▸ Required task:
Reproduce the records that follow in full, excluding any picture they contain.

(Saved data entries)
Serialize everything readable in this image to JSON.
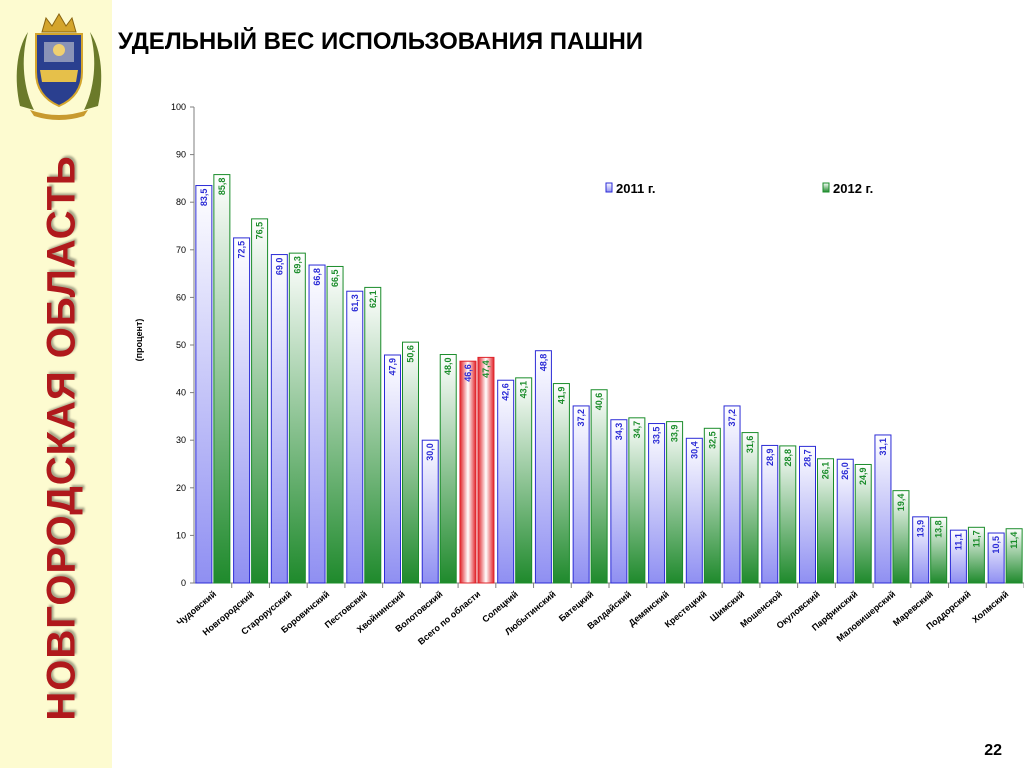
{
  "sidebar": {
    "region_name": "НОВГОРОДСКАЯ ОБЛАСТЬ"
  },
  "slide": {
    "title": "УДЕЛЬНЫЙ ВЕС ИСПОЛЬЗОВАНИЯ ПАШНИ",
    "page_number": "22"
  },
  "icons": {
    "emblem": "novgorod-coat-of-arms-icon"
  },
  "colors": {
    "sidebar_bg": "#fdfbd0",
    "region_text": "#b0191c",
    "series_2011_edge": "#2b2bd6",
    "series_2011_fill": "#8f8ff2",
    "series_2012_edge": "#1a8c2a",
    "series_2012_fill": "#1f8a2c",
    "highlight": "#e0232a"
  },
  "chart_data": {
    "type": "bar",
    "ylabel": "(процент)",
    "ylim": [
      0,
      100
    ],
    "yticks": [
      0,
      10,
      20,
      30,
      40,
      50,
      60,
      70,
      80,
      90,
      100
    ],
    "grid": false,
    "legend_position": "top-right",
    "highlighted_category": "Всего по области",
    "categories": [
      "Чудовский",
      "Новгородский",
      "Старорусский",
      "Боровичский",
      "Пестовский",
      "Хвойнинский",
      "Волотовский",
      "Всего по области",
      "Солецкий",
      "Любытинский",
      "Батецкий",
      "Валдайский",
      "Демянский",
      "Крестецкий",
      "Шимский",
      "Мошенской",
      "Окуловский",
      "Парфинский",
      "Маловишерский",
      "Маревский",
      "Поддорский",
      "Холмский"
    ],
    "series": [
      {
        "name": "2011 г.",
        "values": [
          83.5,
          72.5,
          69.0,
          66.8,
          61.3,
          47.9,
          30.0,
          46.6,
          42.6,
          48.8,
          37.2,
          34.3,
          33.5,
          30.4,
          37.2,
          28.9,
          28.7,
          26.0,
          31.1,
          13.9,
          11.1,
          10.5
        ],
        "labels": [
          "83,5",
          "72,5",
          "69,0",
          "66,8",
          "61,3",
          "47,9",
          "30,0",
          "46,6",
          "42,6",
          "48,8",
          "37,2",
          "34,3",
          "33,5",
          "30,4",
          "37,2",
          "28,9",
          "28,7",
          "26,0",
          "31,1",
          "13,9",
          "11,1",
          "10,5"
        ]
      },
      {
        "name": "2012 г.",
        "values": [
          85.8,
          76.5,
          69.3,
          66.5,
          62.1,
          50.6,
          48.0,
          47.4,
          43.1,
          41.9,
          40.6,
          34.7,
          33.9,
          32.5,
          31.6,
          28.8,
          26.1,
          24.9,
          19.4,
          13.8,
          11.7,
          11.4
        ],
        "labels": [
          "85,8",
          "76,5",
          "69,3",
          "66,5",
          "62,1",
          "50,6",
          "48,0",
          "47,4",
          "43,1",
          "41,9",
          "40,6",
          "34,7",
          "33,9",
          "32,5",
          "31,6",
          "28,8",
          "26,1",
          "24,9",
          "19,4",
          "13,8",
          "11,7",
          "11,4"
        ]
      }
    ]
  }
}
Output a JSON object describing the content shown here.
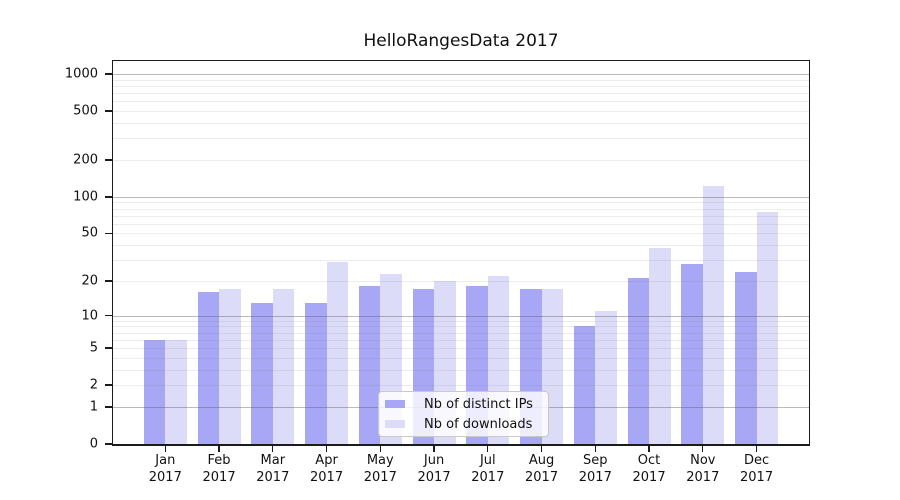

▸ Task solution:
Serialize everything readable in this image to JSON.
{
  "sidebar": {
    "region_name": "НОВГОРОДСКАЯ ОБЛАСТЬ"
  },
  "slide": {
    "title": "УДЕЛЬНЫЙ ВЕС ИСПОЛЬЗОВАНИЯ ПАШНИ",
    "page_number": "22"
  },
  "icons": {
    "emblem": "novgorod-coat-of-arms-icon"
  },
  "colors": {
    "sidebar_bg": "#fdfbd0",
    "region_text": "#b0191c",
    "series_2011_edge": "#2b2bd6",
    "series_2011_fill": "#8f8ff2",
    "series_2012_edge": "#1a8c2a",
    "series_2012_fill": "#1f8a2c",
    "highlight": "#e0232a"
  },
  "chart_data": {
    "type": "bar",
    "ylabel": "(процент)",
    "ylim": [
      0,
      100
    ],
    "yticks": [
      0,
      10,
      20,
      30,
      40,
      50,
      60,
      70,
      80,
      90,
      100
    ],
    "grid": false,
    "legend_position": "top-right",
    "highlighted_category": "Всего по области",
    "categories": [
      "Чудовский",
      "Новгородский",
      "Старорусский",
      "Боровичский",
      "Пестовский",
      "Хвойнинский",
      "Волотовский",
      "Всего по области",
      "Солецкий",
      "Любытинский",
      "Батецкий",
      "Валдайский",
      "Демянский",
      "Крестецкий",
      "Шимский",
      "Мошенской",
      "Окуловский",
      "Парфинский",
      "Маловишерский",
      "Маревский",
      "Поддорский",
      "Холмский"
    ],
    "series": [
      {
        "name": "2011 г.",
        "values": [
          83.5,
          72.5,
          69.0,
          66.8,
          61.3,
          47.9,
          30.0,
          46.6,
          42.6,
          48.8,
          37.2,
          34.3,
          33.5,
          30.4,
          37.2,
          28.9,
          28.7,
          26.0,
          31.1,
          13.9,
          11.1,
          10.5
        ],
        "labels": [
          "83,5",
          "72,5",
          "69,0",
          "66,8",
          "61,3",
          "47,9",
          "30,0",
          "46,6",
          "42,6",
          "48,8",
          "37,2",
          "34,3",
          "33,5",
          "30,4",
          "37,2",
          "28,9",
          "28,7",
          "26,0",
          "31,1",
          "13,9",
          "11,1",
          "10,5"
        ]
      },
      {
        "name": "2012 г.",
        "values": [
          85.8,
          76.5,
          69.3,
          66.5,
          62.1,
          50.6,
          48.0,
          47.4,
          43.1,
          41.9,
          40.6,
          34.7,
          33.9,
          32.5,
          31.6,
          28.8,
          26.1,
          24.9,
          19.4,
          13.8,
          11.7,
          11.4
        ],
        "labels": [
          "85,8",
          "76,5",
          "69,3",
          "66,5",
          "62,1",
          "50,6",
          "48,0",
          "47,4",
          "43,1",
          "41,9",
          "40,6",
          "34,7",
          "33,9",
          "32,5",
          "31,6",
          "28,8",
          "26,1",
          "24,9",
          "19,4",
          "13,8",
          "11,7",
          "11,4"
        ]
      }
    ]
  }
}
Output a JSON object describing the content shown here.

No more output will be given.